--- START OF DATASET RECORDS ---
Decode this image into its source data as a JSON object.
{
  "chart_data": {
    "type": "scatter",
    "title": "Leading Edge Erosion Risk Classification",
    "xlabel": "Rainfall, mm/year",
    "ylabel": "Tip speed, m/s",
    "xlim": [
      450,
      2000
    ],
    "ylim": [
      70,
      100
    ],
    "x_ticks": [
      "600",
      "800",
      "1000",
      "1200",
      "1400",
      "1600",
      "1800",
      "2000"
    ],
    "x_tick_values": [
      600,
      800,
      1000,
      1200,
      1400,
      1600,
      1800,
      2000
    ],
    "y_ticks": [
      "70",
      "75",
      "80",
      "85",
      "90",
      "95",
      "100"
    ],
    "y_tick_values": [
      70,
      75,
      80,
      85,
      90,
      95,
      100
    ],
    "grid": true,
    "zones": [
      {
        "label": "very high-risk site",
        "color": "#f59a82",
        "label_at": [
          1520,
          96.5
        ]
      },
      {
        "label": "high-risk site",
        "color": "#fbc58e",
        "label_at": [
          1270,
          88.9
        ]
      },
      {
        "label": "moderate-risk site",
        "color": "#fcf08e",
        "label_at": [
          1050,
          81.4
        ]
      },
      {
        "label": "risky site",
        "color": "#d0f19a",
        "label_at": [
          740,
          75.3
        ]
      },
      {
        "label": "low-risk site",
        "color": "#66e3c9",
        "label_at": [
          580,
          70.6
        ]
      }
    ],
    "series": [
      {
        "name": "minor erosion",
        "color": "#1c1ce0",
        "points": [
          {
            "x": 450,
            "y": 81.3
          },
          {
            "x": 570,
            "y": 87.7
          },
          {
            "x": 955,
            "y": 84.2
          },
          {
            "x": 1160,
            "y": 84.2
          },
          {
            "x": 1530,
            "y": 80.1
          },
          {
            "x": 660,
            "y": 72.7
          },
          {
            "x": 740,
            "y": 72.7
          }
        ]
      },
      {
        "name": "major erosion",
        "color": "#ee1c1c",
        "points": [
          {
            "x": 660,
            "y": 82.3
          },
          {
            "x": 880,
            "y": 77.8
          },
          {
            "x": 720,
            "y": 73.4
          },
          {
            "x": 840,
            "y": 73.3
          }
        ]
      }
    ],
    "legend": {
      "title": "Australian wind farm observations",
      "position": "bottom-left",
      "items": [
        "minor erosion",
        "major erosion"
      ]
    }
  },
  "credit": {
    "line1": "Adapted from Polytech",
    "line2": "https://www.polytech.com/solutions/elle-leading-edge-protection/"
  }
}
--- END OF DATASET RECORDS ---
→ **REQUIREMENT**: Your task is to reproduce the whole listing exactly.

→ **RESULT OF THE TASK**:
Decode this image into its source data as a JSON object.
{
  "chart_data": {
    "type": "scatter",
    "title": "Leading Edge Erosion Risk Classification",
    "xlabel": "Rainfall, mm/year",
    "ylabel": "Tip speed, m/s",
    "xlim": [
      450,
      2000
    ],
    "ylim": [
      70,
      100
    ],
    "x_ticks": [
      "600",
      "800",
      "1000",
      "1200",
      "1400",
      "1600",
      "1800",
      "2000"
    ],
    "x_tick_values": [
      600,
      800,
      1000,
      1200,
      1400,
      1600,
      1800,
      2000
    ],
    "y_ticks": [
      "70",
      "75",
      "80",
      "85",
      "90",
      "95",
      "100"
    ],
    "y_tick_values": [
      70,
      75,
      80,
      85,
      90,
      95,
      100
    ],
    "grid": true,
    "zones": [
      {
        "label": "very high-risk site",
        "color": "#f59a82",
        "label_at": [
          1520,
          96.5
        ]
      },
      {
        "label": "high-risk site",
        "color": "#fbc58e",
        "label_at": [
          1270,
          88.9
        ]
      },
      {
        "label": "moderate-risk site",
        "color": "#fcf08e",
        "label_at": [
          1050,
          81.4
        ]
      },
      {
        "label": "risky site",
        "color": "#d0f19a",
        "label_at": [
          740,
          75.3
        ]
      },
      {
        "label": "low-risk site",
        "color": "#66e3c9",
        "label_at": [
          580,
          70.6
        ]
      }
    ],
    "series": [
      {
        "name": "minor erosion",
        "color": "#1c1ce0",
        "points": [
          {
            "x": 450,
            "y": 81.3
          },
          {
            "x": 570,
            "y": 87.7
          },
          {
            "x": 955,
            "y": 84.2
          },
          {
            "x": 1160,
            "y": 84.2
          },
          {
            "x": 1530,
            "y": 80.1
          },
          {
            "x": 660,
            "y": 72.7
          },
          {
            "x": 740,
            "y": 72.7
          }
        ]
      },
      {
        "name": "major erosion",
        "color": "#ee1c1c",
        "points": [
          {
            "x": 660,
            "y": 82.3
          },
          {
            "x": 880,
            "y": 77.8
          },
          {
            "x": 720,
            "y": 73.4
          },
          {
            "x": 840,
            "y": 73.3
          }
        ]
      }
    ],
    "legend": {
      "title": "Australian wind farm observations",
      "position": "bottom-left",
      "items": [
        "minor erosion",
        "major erosion"
      ]
    }
  },
  "credit": {
    "line1": "Adapted from Polytech",
    "line2": "https://www.polytech.com/solutions/elle-leading-edge-protection/"
  }
}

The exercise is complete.